[Dataset rows]
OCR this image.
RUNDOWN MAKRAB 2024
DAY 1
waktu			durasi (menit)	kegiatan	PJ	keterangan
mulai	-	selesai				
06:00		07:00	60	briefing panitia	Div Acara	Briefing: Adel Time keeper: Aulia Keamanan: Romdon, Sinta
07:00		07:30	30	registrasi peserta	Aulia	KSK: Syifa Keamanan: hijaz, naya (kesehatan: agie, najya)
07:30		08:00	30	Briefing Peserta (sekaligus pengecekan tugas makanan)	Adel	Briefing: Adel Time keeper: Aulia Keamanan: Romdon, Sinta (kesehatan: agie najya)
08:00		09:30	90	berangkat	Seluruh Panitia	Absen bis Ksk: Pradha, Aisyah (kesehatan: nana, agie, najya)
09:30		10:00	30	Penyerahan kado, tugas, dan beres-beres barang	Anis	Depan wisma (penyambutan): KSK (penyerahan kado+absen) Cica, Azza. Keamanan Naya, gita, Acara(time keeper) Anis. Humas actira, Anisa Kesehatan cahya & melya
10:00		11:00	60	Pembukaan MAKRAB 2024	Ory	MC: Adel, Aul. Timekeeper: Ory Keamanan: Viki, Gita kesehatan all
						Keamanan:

Your task
Among the lines of the data, identify those with the word "Adel". Copy each of them.

Task response
06:00		07:00	60	briefing panitia	Div Acara	Briefing: Adel Time keeper: Aulia Keamanan: Romdon, Sinta
07:30		08:00	30	Briefing Peserta (sekaligus pengecekan tugas makanan)	Adel	Briefing: Adel Time keeper: Aulia Keamanan: Romdon, Sinta (kesehatan: agie najya)
10:00		11:00	60	Pembukaan MAKRAB 2024	Ory	MC: Adel, Aul. Timekeeper: Ory Keamanan: Viki, Gita kesehatan all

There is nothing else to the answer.